▶ GIVEN TASK: The records below are to be repeated in full, exactly as they are.

▶ DATA EXCERPTS:
******

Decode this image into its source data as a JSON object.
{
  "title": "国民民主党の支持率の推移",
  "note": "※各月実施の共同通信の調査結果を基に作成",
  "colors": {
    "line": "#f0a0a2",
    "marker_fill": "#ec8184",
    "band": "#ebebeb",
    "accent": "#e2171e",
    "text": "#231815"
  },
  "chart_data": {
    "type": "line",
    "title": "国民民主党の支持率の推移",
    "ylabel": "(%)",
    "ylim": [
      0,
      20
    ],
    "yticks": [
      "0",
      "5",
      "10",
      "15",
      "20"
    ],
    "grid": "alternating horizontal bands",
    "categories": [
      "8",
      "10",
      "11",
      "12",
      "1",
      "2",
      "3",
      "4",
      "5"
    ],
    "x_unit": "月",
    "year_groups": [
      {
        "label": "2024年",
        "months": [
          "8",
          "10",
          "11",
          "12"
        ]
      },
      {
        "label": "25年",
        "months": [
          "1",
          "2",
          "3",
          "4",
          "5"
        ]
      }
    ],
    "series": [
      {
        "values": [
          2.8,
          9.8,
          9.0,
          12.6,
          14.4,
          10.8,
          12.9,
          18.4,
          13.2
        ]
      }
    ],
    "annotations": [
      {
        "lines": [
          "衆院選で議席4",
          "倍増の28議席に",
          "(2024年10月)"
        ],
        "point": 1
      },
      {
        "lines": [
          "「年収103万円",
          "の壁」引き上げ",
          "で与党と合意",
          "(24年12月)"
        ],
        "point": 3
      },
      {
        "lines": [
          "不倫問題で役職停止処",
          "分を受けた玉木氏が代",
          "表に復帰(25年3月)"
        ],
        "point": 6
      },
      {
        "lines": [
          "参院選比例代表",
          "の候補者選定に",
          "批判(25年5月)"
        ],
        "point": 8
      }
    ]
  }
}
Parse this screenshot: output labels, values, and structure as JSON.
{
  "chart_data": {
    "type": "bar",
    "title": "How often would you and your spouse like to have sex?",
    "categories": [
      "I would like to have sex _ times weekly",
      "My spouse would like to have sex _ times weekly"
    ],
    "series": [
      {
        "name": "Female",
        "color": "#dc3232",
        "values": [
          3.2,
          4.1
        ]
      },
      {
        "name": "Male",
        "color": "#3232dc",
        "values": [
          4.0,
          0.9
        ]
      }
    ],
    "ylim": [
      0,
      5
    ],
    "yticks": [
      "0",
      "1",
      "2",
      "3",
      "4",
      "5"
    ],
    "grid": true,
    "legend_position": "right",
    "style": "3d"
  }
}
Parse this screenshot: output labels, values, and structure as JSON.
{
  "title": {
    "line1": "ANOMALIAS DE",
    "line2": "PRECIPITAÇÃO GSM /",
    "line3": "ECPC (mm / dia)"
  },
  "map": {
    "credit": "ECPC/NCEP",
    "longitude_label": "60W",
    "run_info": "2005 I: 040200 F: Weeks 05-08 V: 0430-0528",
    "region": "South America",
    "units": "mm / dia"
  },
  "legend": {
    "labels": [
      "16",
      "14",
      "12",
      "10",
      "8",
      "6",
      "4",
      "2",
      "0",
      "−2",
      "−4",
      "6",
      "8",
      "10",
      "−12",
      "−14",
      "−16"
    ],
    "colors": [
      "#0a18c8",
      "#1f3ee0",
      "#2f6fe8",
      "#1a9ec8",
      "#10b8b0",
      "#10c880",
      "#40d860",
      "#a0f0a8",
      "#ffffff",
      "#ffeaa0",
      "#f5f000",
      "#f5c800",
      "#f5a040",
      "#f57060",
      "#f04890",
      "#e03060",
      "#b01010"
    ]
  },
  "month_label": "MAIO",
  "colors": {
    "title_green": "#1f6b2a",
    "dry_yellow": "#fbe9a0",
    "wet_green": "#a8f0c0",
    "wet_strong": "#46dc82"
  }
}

******

▶ OUTPUT OF THE TASK:
Decode this image into its source data as a JSON object.
{
  "title": "国民民主党の支持率の推移",
  "note": "※各月実施の共同通信の調査結果を基に作成",
  "colors": {
    "line": "#f0a0a2",
    "marker_fill": "#ec8184",
    "band": "#ebebeb",
    "accent": "#e2171e",
    "text": "#231815"
  },
  "chart_data": {
    "type": "line",
    "title": "国民民主党の支持率の推移",
    "ylabel": "(%)",
    "ylim": [
      0,
      20
    ],
    "yticks": [
      "0",
      "5",
      "10",
      "15",
      "20"
    ],
    "grid": "alternating horizontal bands",
    "categories": [
      "8",
      "10",
      "11",
      "12",
      "1",
      "2",
      "3",
      "4",
      "5"
    ],
    "x_unit": "月",
    "year_groups": [
      {
        "label": "2024年",
        "months": [
          "8",
          "10",
          "11",
          "12"
        ]
      },
      {
        "label": "25年",
        "months": [
          "1",
          "2",
          "3",
          "4",
          "5"
        ]
      }
    ],
    "series": [
      {
        "values": [
          2.8,
          9.8,
          9.0,
          12.6,
          14.4,
          10.8,
          12.9,
          18.4,
          13.2
        ]
      }
    ],
    "annotations": [
      {
        "lines": [
          "衆院選で議席4",
          "倍増の28議席に",
          "(2024年10月)"
        ],
        "point": 1
      },
      {
        "lines": [
          "「年収103万円",
          "の壁」引き上げ",
          "で与党と合意",
          "(24年12月)"
        ],
        "point": 3
      },
      {
        "lines": [
          "不倫問題で役職停止処",
          "分を受けた玉木氏が代",
          "表に復帰(25年3月)"
        ],
        "point": 6
      },
      {
        "lines": [
          "参院選比例代表",
          "の候補者選定に",
          "批判(25年5月)"
        ],
        "point": 8
      }
    ]
  }
}
Parse this screenshot: output labels, values, and structure as JSON.
{
  "chart_data": {
    "type": "bar",
    "title": "How often would you and your spouse like to have sex?",
    "categories": [
      "I would like to have sex _ times weekly",
      "My spouse would like to have sex _ times weekly"
    ],
    "series": [
      {
        "name": "Female",
        "color": "#dc3232",
        "values": [
          3.2,
          4.1
        ]
      },
      {
        "name": "Male",
        "color": "#3232dc",
        "values": [
          4.0,
          0.9
        ]
      }
    ],
    "ylim": [
      0,
      5
    ],
    "yticks": [
      "0",
      "1",
      "2",
      "3",
      "4",
      "5"
    ],
    "grid": true,
    "legend_position": "right",
    "style": "3d"
  }
}
Parse this screenshot: output labels, values, and structure as JSON.
{
  "title": {
    "line1": "ANOMALIAS DE",
    "line2": "PRECIPITAÇÃO GSM /",
    "line3": "ECPC (mm / dia)"
  },
  "map": {
    "credit": "ECPC/NCEP",
    "longitude_label": "60W",
    "run_info": "2005 I: 040200 F: Weeks 05-08 V: 0430-0528",
    "region": "South America",
    "units": "mm / dia"
  },
  "legend": {
    "labels": [
      "16",
      "14",
      "12",
      "10",
      "8",
      "6",
      "4",
      "2",
      "0",
      "−2",
      "−4",
      "6",
      "8",
      "10",
      "−12",
      "−14",
      "−16"
    ],
    "colors": [
      "#0a18c8",
      "#1f3ee0",
      "#2f6fe8",
      "#1a9ec8",
      "#10b8b0",
      "#10c880",
      "#40d860",
      "#a0f0a8",
      "#ffffff",
      "#ffeaa0",
      "#f5f000",
      "#f5c800",
      "#f5a040",
      "#f57060",
      "#f04890",
      "#e03060",
      "#b01010"
    ]
  },
  "month_label": "MAIO",
  "colors": {
    "title_green": "#1f6b2a",
    "dry_yellow": "#fbe9a0",
    "wet_green": "#a8f0c0",
    "wet_strong": "#46dc82"
  }
}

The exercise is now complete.